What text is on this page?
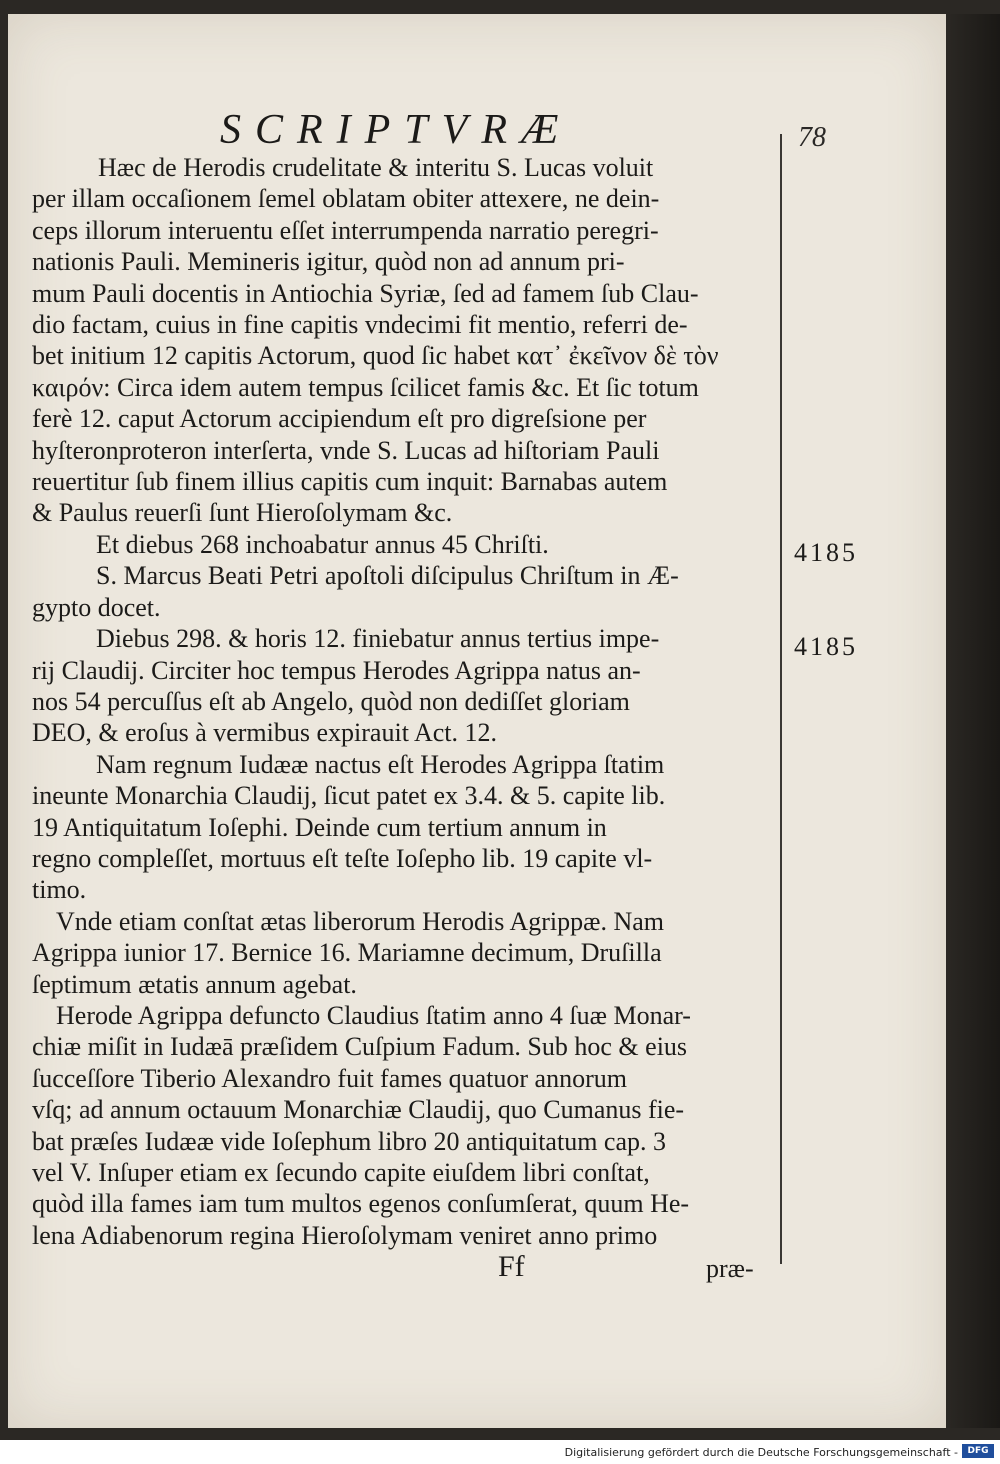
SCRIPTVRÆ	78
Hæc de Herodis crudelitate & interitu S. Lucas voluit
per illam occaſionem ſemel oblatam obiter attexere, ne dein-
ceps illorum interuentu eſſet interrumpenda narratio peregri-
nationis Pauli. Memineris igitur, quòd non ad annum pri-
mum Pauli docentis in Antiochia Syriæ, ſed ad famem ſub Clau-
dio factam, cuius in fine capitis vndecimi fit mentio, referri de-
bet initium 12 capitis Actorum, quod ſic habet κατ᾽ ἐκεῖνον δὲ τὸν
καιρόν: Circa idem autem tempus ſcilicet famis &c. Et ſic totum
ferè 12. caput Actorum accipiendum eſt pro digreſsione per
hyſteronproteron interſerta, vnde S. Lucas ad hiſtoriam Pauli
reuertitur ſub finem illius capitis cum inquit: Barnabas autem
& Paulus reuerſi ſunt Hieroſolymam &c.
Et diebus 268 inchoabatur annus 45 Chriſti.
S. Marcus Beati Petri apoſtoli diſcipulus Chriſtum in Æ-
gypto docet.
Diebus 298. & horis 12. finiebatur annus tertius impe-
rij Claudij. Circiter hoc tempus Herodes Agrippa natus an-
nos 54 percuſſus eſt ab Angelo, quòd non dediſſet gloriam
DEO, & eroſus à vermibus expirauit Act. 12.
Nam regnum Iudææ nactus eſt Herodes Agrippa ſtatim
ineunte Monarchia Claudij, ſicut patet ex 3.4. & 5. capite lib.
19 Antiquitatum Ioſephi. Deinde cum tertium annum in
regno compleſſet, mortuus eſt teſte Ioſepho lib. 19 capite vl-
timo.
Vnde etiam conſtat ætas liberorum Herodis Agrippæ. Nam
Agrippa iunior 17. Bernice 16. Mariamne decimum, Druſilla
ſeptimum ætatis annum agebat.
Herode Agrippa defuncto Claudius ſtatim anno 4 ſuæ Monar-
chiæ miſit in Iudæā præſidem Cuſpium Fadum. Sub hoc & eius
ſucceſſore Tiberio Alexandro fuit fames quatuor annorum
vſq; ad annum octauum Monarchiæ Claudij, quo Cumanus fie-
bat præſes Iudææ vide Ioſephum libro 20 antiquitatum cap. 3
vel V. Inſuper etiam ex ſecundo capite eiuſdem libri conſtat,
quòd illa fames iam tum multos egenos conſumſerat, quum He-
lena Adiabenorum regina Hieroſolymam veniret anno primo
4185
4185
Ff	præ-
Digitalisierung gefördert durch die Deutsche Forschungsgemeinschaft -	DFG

• • • • •

Output, exactly, all the records above; include no pictures.

Correct response -
What text is on this page?
SCRIPTVRÆ	78
Hæc de Herodis crudelitate & interitu S. Lucas voluit
per illam occaſionem ſemel oblatam obiter attexere, ne dein-
ceps illorum interuentu eſſet interrumpenda narratio peregri-
nationis Pauli. Memineris igitur, quòd non ad annum pri-
mum Pauli docentis in Antiochia Syriæ, ſed ad famem ſub Clau-
dio factam, cuius in fine capitis vndecimi fit mentio, referri de-
bet initium 12 capitis Actorum, quod ſic habet κατ᾽ ἐκεῖνον δὲ τὸν
καιρόν: Circa idem autem tempus ſcilicet famis &c. Et ſic totum
ferè 12. caput Actorum accipiendum eſt pro digreſsione per
hyſteronproteron interſerta, vnde S. Lucas ad hiſtoriam Pauli
reuertitur ſub finem illius capitis cum inquit: Barnabas autem
& Paulus reuerſi ſunt Hieroſolymam &c.
Et diebus 268 inchoabatur annus 45 Chriſti.
S. Marcus Beati Petri apoſtoli diſcipulus Chriſtum in Æ-
gypto docet.
Diebus 298. & horis 12. finiebatur annus tertius impe-
rij Claudij. Circiter hoc tempus Herodes Agrippa natus an-
nos 54 percuſſus eſt ab Angelo, quòd non dediſſet gloriam
DEO, & eroſus à vermibus expirauit Act. 12.
Nam regnum Iudææ nactus eſt Herodes Agrippa ſtatim
ineunte Monarchia Claudij, ſicut patet ex 3.4. & 5. capite lib.
19 Antiquitatum Ioſephi. Deinde cum tertium annum in
regno compleſſet, mortuus eſt teſte Ioſepho lib. 19 capite vl-
timo.
Vnde etiam conſtat ætas liberorum Herodis Agrippæ. Nam
Agrippa iunior 17. Bernice 16. Mariamne decimum, Druſilla
ſeptimum ætatis annum agebat.
Herode Agrippa defuncto Claudius ſtatim anno 4 ſuæ Monar-
chiæ miſit in Iudæā præſidem Cuſpium Fadum. Sub hoc & eius
ſucceſſore Tiberio Alexandro fuit fames quatuor annorum
vſq; ad annum octauum Monarchiæ Claudij, quo Cumanus fie-
bat præſes Iudææ vide Ioſephum libro 20 antiquitatum cap. 3
vel V. Inſuper etiam ex ſecundo capite eiuſdem libri conſtat,
quòd illa fames iam tum multos egenos conſumſerat, quum He-
lena Adiabenorum regina Hieroſolymam veniret anno primo
4185
4185
Ff	præ-
Digitalisierung gefördert durch die Deutsche Forschungsgemeinschaft -	DFG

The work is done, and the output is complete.